Records excerpted from a collection
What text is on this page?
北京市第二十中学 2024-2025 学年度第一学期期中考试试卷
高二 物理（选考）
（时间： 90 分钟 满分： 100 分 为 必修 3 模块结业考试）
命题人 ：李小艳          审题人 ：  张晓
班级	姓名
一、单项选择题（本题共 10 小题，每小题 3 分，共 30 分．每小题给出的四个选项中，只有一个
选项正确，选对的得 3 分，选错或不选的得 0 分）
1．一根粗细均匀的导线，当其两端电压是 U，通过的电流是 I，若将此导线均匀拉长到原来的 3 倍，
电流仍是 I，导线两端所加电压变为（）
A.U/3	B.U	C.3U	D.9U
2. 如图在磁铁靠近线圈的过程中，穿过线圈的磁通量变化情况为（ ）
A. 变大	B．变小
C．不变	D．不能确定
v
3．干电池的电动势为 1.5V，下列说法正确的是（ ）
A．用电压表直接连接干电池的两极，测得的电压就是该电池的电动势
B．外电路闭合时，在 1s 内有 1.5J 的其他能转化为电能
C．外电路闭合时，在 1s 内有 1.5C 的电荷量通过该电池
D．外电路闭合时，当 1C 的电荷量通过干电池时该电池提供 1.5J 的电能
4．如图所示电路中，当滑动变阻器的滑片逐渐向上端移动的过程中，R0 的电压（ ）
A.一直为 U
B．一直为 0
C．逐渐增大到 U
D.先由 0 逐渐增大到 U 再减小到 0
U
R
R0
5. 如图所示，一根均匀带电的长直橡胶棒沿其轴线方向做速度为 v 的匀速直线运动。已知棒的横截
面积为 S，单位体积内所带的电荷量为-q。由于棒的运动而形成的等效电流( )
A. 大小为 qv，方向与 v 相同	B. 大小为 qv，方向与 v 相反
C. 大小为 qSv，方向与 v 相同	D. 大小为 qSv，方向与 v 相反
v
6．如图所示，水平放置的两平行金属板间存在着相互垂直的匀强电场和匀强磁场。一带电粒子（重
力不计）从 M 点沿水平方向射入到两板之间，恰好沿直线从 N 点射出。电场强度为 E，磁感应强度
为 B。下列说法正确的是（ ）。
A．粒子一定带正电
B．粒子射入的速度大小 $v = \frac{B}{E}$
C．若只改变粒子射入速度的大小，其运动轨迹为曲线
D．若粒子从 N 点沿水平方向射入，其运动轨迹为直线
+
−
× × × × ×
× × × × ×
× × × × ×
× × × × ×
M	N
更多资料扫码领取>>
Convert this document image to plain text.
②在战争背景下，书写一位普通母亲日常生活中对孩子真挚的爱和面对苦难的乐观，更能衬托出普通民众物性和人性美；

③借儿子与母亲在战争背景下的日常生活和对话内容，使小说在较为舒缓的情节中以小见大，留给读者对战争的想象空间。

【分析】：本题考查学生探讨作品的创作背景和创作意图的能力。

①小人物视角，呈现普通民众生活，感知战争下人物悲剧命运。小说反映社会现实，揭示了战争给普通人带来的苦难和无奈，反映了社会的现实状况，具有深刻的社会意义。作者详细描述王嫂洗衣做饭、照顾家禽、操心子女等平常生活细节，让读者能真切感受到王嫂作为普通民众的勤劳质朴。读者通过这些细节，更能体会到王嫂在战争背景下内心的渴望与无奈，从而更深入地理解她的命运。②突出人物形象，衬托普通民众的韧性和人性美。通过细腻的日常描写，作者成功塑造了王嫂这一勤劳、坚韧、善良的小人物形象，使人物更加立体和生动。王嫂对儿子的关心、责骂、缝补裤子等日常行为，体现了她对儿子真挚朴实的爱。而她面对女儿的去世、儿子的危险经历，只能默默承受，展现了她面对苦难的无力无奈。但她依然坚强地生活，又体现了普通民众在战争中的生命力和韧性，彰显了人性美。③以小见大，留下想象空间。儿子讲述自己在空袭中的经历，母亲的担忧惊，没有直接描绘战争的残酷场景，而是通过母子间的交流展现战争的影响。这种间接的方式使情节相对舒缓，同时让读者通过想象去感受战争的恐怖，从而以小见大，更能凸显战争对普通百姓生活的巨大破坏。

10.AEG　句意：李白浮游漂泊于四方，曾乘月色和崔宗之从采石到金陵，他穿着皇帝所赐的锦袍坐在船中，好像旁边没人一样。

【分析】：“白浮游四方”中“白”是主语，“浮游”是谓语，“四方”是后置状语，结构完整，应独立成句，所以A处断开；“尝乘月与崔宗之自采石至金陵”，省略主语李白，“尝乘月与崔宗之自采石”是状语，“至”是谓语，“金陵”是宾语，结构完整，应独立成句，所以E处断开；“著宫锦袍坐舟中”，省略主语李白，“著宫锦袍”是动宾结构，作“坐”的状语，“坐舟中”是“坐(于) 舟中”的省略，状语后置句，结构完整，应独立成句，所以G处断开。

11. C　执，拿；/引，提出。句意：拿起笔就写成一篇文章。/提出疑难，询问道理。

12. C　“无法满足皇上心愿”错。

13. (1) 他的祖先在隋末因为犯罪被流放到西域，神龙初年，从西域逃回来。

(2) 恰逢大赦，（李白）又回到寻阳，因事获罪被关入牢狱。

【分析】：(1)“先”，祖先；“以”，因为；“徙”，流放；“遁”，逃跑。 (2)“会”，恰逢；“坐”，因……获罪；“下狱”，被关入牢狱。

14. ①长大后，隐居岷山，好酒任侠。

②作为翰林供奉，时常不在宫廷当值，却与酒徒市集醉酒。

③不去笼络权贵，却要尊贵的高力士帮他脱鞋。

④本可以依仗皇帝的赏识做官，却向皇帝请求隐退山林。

==

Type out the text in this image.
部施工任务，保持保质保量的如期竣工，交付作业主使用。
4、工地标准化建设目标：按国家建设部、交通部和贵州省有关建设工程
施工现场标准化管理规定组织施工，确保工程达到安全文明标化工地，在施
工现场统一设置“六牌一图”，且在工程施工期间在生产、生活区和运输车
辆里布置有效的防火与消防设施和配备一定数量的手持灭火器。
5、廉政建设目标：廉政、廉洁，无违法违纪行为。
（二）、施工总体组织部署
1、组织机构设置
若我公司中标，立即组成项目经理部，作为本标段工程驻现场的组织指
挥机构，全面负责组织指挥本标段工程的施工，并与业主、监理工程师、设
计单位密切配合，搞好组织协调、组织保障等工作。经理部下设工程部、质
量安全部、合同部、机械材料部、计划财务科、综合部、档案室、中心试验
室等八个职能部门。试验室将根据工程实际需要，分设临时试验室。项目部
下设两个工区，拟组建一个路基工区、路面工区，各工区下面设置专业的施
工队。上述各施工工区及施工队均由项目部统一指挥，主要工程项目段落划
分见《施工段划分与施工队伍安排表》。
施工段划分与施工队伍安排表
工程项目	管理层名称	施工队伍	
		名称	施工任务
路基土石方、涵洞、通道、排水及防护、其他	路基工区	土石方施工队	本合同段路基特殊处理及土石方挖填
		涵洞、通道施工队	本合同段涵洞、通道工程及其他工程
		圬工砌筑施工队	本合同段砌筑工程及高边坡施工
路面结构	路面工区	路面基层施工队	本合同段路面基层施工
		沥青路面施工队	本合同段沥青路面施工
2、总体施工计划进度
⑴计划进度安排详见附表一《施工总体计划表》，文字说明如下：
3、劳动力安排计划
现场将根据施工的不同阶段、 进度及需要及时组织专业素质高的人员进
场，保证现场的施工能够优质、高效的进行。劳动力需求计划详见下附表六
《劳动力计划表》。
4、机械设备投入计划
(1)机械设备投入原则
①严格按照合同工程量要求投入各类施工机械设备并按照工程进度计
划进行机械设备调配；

▸ **WORK INSTRUCTIONS**: Identify all lines in the records above with the word "下列说法正确的是".

▸ **EXERCISE SOLUTION**:
3．干电池的电动势为 1.5V，下列说法正确的是（ ）
为 B。下列说法正确的是（ ）。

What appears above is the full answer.